* **Set task**
Reproduce the entries below in full, word for word.

* **Supplied material**
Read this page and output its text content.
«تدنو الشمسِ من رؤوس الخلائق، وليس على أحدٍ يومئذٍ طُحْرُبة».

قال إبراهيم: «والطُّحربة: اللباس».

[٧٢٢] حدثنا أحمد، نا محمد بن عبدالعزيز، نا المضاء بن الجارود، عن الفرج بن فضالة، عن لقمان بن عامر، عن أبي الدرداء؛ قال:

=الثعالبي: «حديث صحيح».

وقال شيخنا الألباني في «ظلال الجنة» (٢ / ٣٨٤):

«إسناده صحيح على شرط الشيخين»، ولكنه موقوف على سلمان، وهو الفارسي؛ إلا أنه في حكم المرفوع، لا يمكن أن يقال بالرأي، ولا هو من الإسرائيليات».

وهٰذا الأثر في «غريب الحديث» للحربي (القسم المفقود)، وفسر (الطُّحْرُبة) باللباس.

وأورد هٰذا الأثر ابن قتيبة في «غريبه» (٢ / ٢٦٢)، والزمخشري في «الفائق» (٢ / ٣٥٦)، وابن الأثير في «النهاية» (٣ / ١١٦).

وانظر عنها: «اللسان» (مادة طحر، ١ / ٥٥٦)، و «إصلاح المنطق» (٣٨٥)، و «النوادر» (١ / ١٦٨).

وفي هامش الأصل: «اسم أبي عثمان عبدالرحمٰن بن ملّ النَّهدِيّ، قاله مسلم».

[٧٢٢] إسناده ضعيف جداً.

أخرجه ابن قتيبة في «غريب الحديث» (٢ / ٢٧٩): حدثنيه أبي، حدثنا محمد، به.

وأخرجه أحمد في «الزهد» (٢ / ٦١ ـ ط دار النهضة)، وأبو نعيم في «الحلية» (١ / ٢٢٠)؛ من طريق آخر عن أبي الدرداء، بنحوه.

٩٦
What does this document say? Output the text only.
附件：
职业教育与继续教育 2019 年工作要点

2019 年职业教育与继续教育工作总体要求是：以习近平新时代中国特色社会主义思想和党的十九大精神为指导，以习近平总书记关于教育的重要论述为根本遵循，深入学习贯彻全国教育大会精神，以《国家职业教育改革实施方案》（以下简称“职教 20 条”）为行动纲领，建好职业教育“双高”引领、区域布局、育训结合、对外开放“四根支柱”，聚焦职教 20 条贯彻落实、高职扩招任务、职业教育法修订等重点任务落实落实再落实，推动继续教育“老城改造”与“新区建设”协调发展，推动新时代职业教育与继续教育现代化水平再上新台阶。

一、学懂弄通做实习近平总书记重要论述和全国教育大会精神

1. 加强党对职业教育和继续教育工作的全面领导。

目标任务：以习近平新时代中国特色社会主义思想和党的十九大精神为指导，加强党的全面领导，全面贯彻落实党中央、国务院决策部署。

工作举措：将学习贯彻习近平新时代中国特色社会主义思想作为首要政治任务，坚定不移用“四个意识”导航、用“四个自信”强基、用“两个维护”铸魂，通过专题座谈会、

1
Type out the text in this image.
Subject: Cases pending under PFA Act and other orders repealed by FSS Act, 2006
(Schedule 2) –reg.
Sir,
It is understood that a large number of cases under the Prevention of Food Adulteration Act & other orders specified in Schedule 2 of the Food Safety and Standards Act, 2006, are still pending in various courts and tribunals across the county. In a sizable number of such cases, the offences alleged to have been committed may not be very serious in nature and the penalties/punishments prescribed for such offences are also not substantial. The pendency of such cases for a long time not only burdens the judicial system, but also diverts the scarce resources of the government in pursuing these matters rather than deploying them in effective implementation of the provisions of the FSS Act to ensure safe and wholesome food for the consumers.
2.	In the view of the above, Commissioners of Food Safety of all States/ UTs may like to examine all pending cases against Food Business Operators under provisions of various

* **Output for this task**
Read this page and output its text content.
«تدنو الشمسِ من رؤوس الخلائق، وليس على أحدٍ يومئذٍ طُحْرُبة».

قال إبراهيم: «والطُّحربة: اللباس».

[٧٢٢] حدثنا أحمد، نا محمد بن عبدالعزيز، نا المضاء بن الجارود، عن الفرج بن فضالة، عن لقمان بن عامر، عن أبي الدرداء؛ قال:

=الثعالبي: «حديث صحيح».

وقال شيخنا الألباني في «ظلال الجنة» (٢ / ٣٨٤):

«إسناده صحيح على شرط الشيخين»، ولكنه موقوف على سلمان، وهو الفارسي؛ إلا أنه في حكم المرفوع، لا يمكن أن يقال بالرأي، ولا هو من الإسرائيليات».

وهٰذا الأثر في «غريب الحديث» للحربي (القسم المفقود)، وفسر (الطُّحْرُبة) باللباس.

وأورد هٰذا الأثر ابن قتيبة في «غريبه» (٢ / ٢٦٢)، والزمخشري في «الفائق» (٢ / ٣٥٦)، وابن الأثير في «النهاية» (٣ / ١١٦).

وانظر عنها: «اللسان» (مادة طحر، ١ / ٥٥٦)، و «إصلاح المنطق» (٣٨٥)، و «النوادر» (١ / ١٦٨).

وفي هامش الأصل: «اسم أبي عثمان عبدالرحمٰن بن ملّ النَّهدِيّ، قاله مسلم».

[٧٢٢] إسناده ضعيف جداً.

أخرجه ابن قتيبة في «غريب الحديث» (٢ / ٢٧٩): حدثنيه أبي، حدثنا محمد، به.

وأخرجه أحمد في «الزهد» (٢ / ٦١ ـ ط دار النهضة)، وأبو نعيم في «الحلية» (١ / ٢٢٠)؛ من طريق آخر عن أبي الدرداء، بنحوه.

٩٦
What does this document say? Output the text only.
附件：
职业教育与继续教育 2019 年工作要点

2019 年职业教育与继续教育工作总体要求是：以习近平新时代中国特色社会主义思想和党的十九大精神为指导，以习近平总书记关于教育的重要论述为根本遵循，深入学习贯彻全国教育大会精神，以《国家职业教育改革实施方案》（以下简称“职教 20 条”）为行动纲领，建好职业教育“双高”引领、区域布局、育训结合、对外开放“四根支柱”，聚焦职教 20 条贯彻落实、高职扩招任务、职业教育法修订等重点任务落实落实再落实，推动继续教育“老城改造”与“新区建设”协调发展，推动新时代职业教育与继续教育现代化水平再上新台阶。

一、学懂弄通做实习近平总书记重要论述和全国教育大会精神

1. 加强党对职业教育和继续教育工作的全面领导。

目标任务：以习近平新时代中国特色社会主义思想和党的十九大精神为指导，加强党的全面领导，全面贯彻落实党中央、国务院决策部署。

工作举措：将学习贯彻习近平新时代中国特色社会主义思想作为首要政治任务，坚定不移用“四个意识”导航、用“四个自信”强基、用“两个维护”铸魂，通过专题座谈会、

1
Type out the text in this image.
Subject: Cases pending under PFA Act and other orders repealed by FSS Act, 2006
(Schedule 2) –reg.
Sir,
It is understood that a large number of cases under the Prevention of Food Adulteration Act & other orders specified in Schedule 2 of the Food Safety and Standards Act, 2006, are still pending in various courts and tribunals across the county. In a sizable number of such cases, the offences alleged to have been committed may not be very serious in nature and the penalties/punishments prescribed for such offences are also not substantial. The pendency of such cases for a long time not only burdens the judicial system, but also diverts the scarce resources of the government in pursuing these matters rather than deploying them in effective implementation of the provisions of the FSS Act to ensure safe and wholesome food for the consumers.
2.	In the view of the above, Commissioners of Food Safety of all States/ UTs may like to examine all pending cases against Food Business Operators under provisions of various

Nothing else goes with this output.